Entries from a visual dataset
┌────────

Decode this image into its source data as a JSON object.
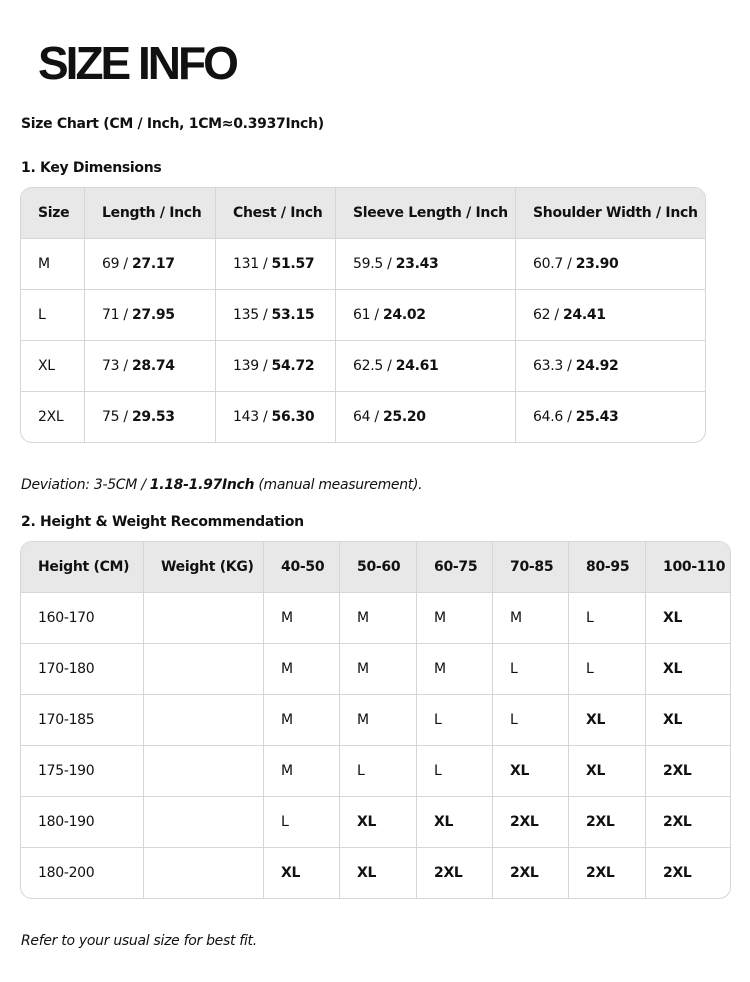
{
  "title": "SIZE INFO",
  "subtitle": "Size Chart (CM / Inch, 1CM≈0.3937Inch)",
  "section1": "1. Key Dimensions",
  "table1": {
    "headers": [
      "Size",
      "Length / Inch",
      "Chest / Inch",
      "Sleeve Length / Inch",
      "Shoulder Width / Inch"
    ],
    "rows": [
      [
        "M",
        [
          "69",
          "27.17"
        ],
        [
          "131",
          "51.57"
        ],
        [
          "59.5",
          "23.43"
        ],
        [
          "60.7",
          "23.90"
        ]
      ],
      [
        "L",
        [
          "71",
          "27.95"
        ],
        [
          "135",
          "53.15"
        ],
        [
          "61",
          "24.02"
        ],
        [
          "62",
          "24.41"
        ]
      ],
      [
        "XL",
        [
          "73",
          "28.74"
        ],
        [
          "139",
          "54.72"
        ],
        [
          "62.5",
          "24.61"
        ],
        [
          "63.3",
          "24.92"
        ]
      ],
      [
        "2XL",
        [
          "75",
          "29.53"
        ],
        [
          "143",
          "56.30"
        ],
        [
          "64",
          "25.20"
        ],
        [
          "64.6",
          "25.43"
        ]
      ]
    ]
  },
  "deviation": {
    "prefix": "Deviation: 3-5CM / ",
    "bold": "1.18-1.97Inch",
    "suffix": " (manual measurement)."
  },
  "section2": "2. Height & Weight Recommendation",
  "table2": {
    "headers": [
      "Height (CM)",
      "Weight (KG)",
      "40-50",
      "50-60",
      "60-75",
      "70-85",
      "80-95",
      "100-110"
    ],
    "rows": [
      [
        "160-170",
        "",
        "M",
        "M",
        "M",
        "M",
        "L",
        "XL"
      ],
      [
        "170-180",
        "",
        "M",
        "M",
        "M",
        "L",
        "L",
        "XL"
      ],
      [
        "170-185",
        "",
        "M",
        "M",
        "L",
        "L",
        "XL",
        "XL"
      ],
      [
        "175-190",
        "",
        "M",
        "L",
        "L",
        "XL",
        "XL",
        "2XL"
      ],
      [
        "180-190",
        "",
        "L",
        "XL",
        "XL",
        "2XL",
        "2XL",
        "2XL"
      ],
      [
        "180-200",
        "",
        "XL",
        "XL",
        "2XL",
        "2XL",
        "2XL",
        "2XL"
      ]
    ]
  },
  "footer": "Refer to your usual size for best fit."
}
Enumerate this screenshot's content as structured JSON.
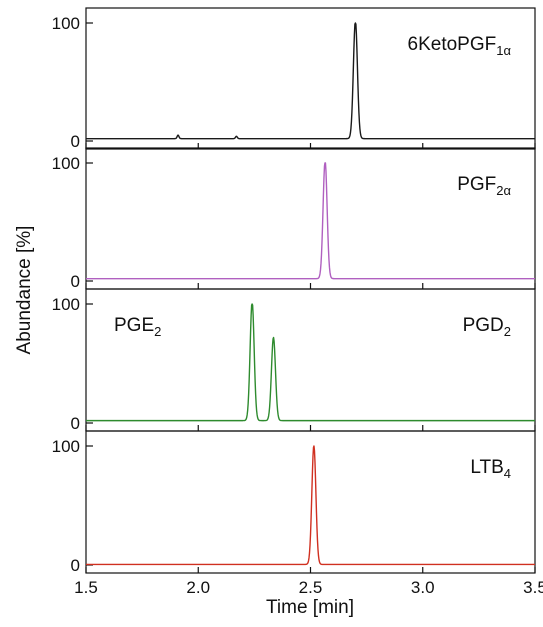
{
  "chart_data": {
    "type": "line",
    "layout": "stacked panels sharing x axis",
    "xlabel": "Time [min]",
    "ylabel": "Abundance [%]",
    "xlim": [
      1.5,
      3.5
    ],
    "ylim": [
      0,
      100
    ],
    "x_ticks": [
      "1.5",
      "2.0",
      "2.5",
      "3.0",
      "3.5"
    ],
    "y_ticks": [
      "0",
      "100"
    ],
    "grid": false,
    "panels": [
      {
        "label": "6KetoPGF",
        "label_sub": "1α",
        "label_position": "top-right",
        "color": "#1a1a1a",
        "baseline": 2,
        "peaks": [
          {
            "x": 2.7,
            "y": 100,
            "width": 0.009
          }
        ],
        "minor_bumps": [
          {
            "x": 1.91,
            "y": 3,
            "width": 0.004
          },
          {
            "x": 2.17,
            "y": 2,
            "width": 0.004
          }
        ]
      },
      {
        "label": "PGF",
        "label_sub": "2α",
        "label_position": "top-right",
        "color": "#b060c0",
        "baseline": 2,
        "peaks": [
          {
            "x": 2.565,
            "y": 100,
            "width": 0.009
          }
        ],
        "minor_bumps": []
      },
      {
        "label": "PGE",
        "label_sub": "2",
        "label_position": "top-left",
        "label2": "PGD",
        "label2_sub": "2",
        "label2_position": "top-right",
        "color": "#2e8b2e",
        "baseline": 2,
        "peaks": [
          {
            "x": 2.24,
            "y": 100,
            "width": 0.009
          },
          {
            "x": 2.335,
            "y": 70,
            "width": 0.009
          }
        ],
        "minor_bumps": []
      },
      {
        "label": "LTB",
        "label_sub": "4",
        "label_position": "top-right",
        "color": "#d03020",
        "baseline": 0.5,
        "peaks": [
          {
            "x": 2.515,
            "y": 100,
            "width": 0.009
          }
        ],
        "minor_bumps": []
      }
    ]
  }
}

└────────

▸ Problem requirements
Restate the records word for word, omitting images.

▸ Full solution
Decode this image into its source data as a JSON object.
{
  "title": "SIZE INFO",
  "subtitle": "Size Chart (CM / Inch, 1CM≈0.3937Inch)",
  "section1": "1. Key Dimensions",
  "table1": {
    "headers": [
      "Size",
      "Length / Inch",
      "Chest / Inch",
      "Sleeve Length / Inch",
      "Shoulder Width / Inch"
    ],
    "rows": [
      [
        "M",
        [
          "69",
          "27.17"
        ],
        [
          "131",
          "51.57"
        ],
        [
          "59.5",
          "23.43"
        ],
        [
          "60.7",
          "23.90"
        ]
      ],
      [
        "L",
        [
          "71",
          "27.95"
        ],
        [
          "135",
          "53.15"
        ],
        [
          "61",
          "24.02"
        ],
        [
          "62",
          "24.41"
        ]
      ],
      [
        "XL",
        [
          "73",
          "28.74"
        ],
        [
          "139",
          "54.72"
        ],
        [
          "62.5",
          "24.61"
        ],
        [
          "63.3",
          "24.92"
        ]
      ],
      [
        "2XL",
        [
          "75",
          "29.53"
        ],
        [
          "143",
          "56.30"
        ],
        [
          "64",
          "25.20"
        ],
        [
          "64.6",
          "25.43"
        ]
      ]
    ]
  },
  "deviation": {
    "prefix": "Deviation: 3-5CM / ",
    "bold": "1.18-1.97Inch",
    "suffix": " (manual measurement)."
  },
  "section2": "2. Height & Weight Recommendation",
  "table2": {
    "headers": [
      "Height (CM)",
      "Weight (KG)",
      "40-50",
      "50-60",
      "60-75",
      "70-85",
      "80-95",
      "100-110"
    ],
    "rows": [
      [
        "160-170",
        "",
        "M",
        "M",
        "M",
        "M",
        "L",
        "XL"
      ],
      [
        "170-180",
        "",
        "M",
        "M",
        "M",
        "L",
        "L",
        "XL"
      ],
      [
        "170-185",
        "",
        "M",
        "M",
        "L",
        "L",
        "XL",
        "XL"
      ],
      [
        "175-190",
        "",
        "M",
        "L",
        "L",
        "XL",
        "XL",
        "2XL"
      ],
      [
        "180-190",
        "",
        "L",
        "XL",
        "XL",
        "2XL",
        "2XL",
        "2XL"
      ],
      [
        "180-200",
        "",
        "XL",
        "XL",
        "2XL",
        "2XL",
        "2XL",
        "2XL"
      ]
    ]
  },
  "footer": "Refer to your usual size for best fit."
}
Enumerate this screenshot's content as structured JSON.
{
  "chart_data": {
    "type": "line",
    "layout": "stacked panels sharing x axis",
    "xlabel": "Time [min]",
    "ylabel": "Abundance [%]",
    "xlim": [
      1.5,
      3.5
    ],
    "ylim": [
      0,
      100
    ],
    "x_ticks": [
      "1.5",
      "2.0",
      "2.5",
      "3.0",
      "3.5"
    ],
    "y_ticks": [
      "0",
      "100"
    ],
    "grid": false,
    "panels": [
      {
        "label": "6KetoPGF",
        "label_sub": "1α",
        "label_position": "top-right",
        "color": "#1a1a1a",
        "baseline": 2,
        "peaks": [
          {
            "x": 2.7,
            "y": 100,
            "width": 0.009
          }
        ],
        "minor_bumps": [
          {
            "x": 1.91,
            "y": 3,
            "width": 0.004
          },
          {
            "x": 2.17,
            "y": 2,
            "width": 0.004
          }
        ]
      },
      {
        "label": "PGF",
        "label_sub": "2α",
        "label_position": "top-right",
        "color": "#b060c0",
        "baseline": 2,
        "peaks": [
          {
            "x": 2.565,
            "y": 100,
            "width": 0.009
          }
        ],
        "minor_bumps": []
      },
      {
        "label": "PGE",
        "label_sub": "2",
        "label_position": "top-left",
        "label2": "PGD",
        "label2_sub": "2",
        "label2_position": "top-right",
        "color": "#2e8b2e",
        "baseline": 2,
        "peaks": [
          {
            "x": 2.24,
            "y": 100,
            "width": 0.009
          },
          {
            "x": 2.335,
            "y": 70,
            "width": 0.009
          }
        ],
        "minor_bumps": []
      },
      {
        "label": "LTB",
        "label_sub": "4",
        "label_position": "top-right",
        "color": "#d03020",
        "baseline": 0.5,
        "peaks": [
          {
            "x": 2.515,
            "y": 100,
            "width": 0.009
          }
        ],
        "minor_bumps": []
      }
    ]
  }
}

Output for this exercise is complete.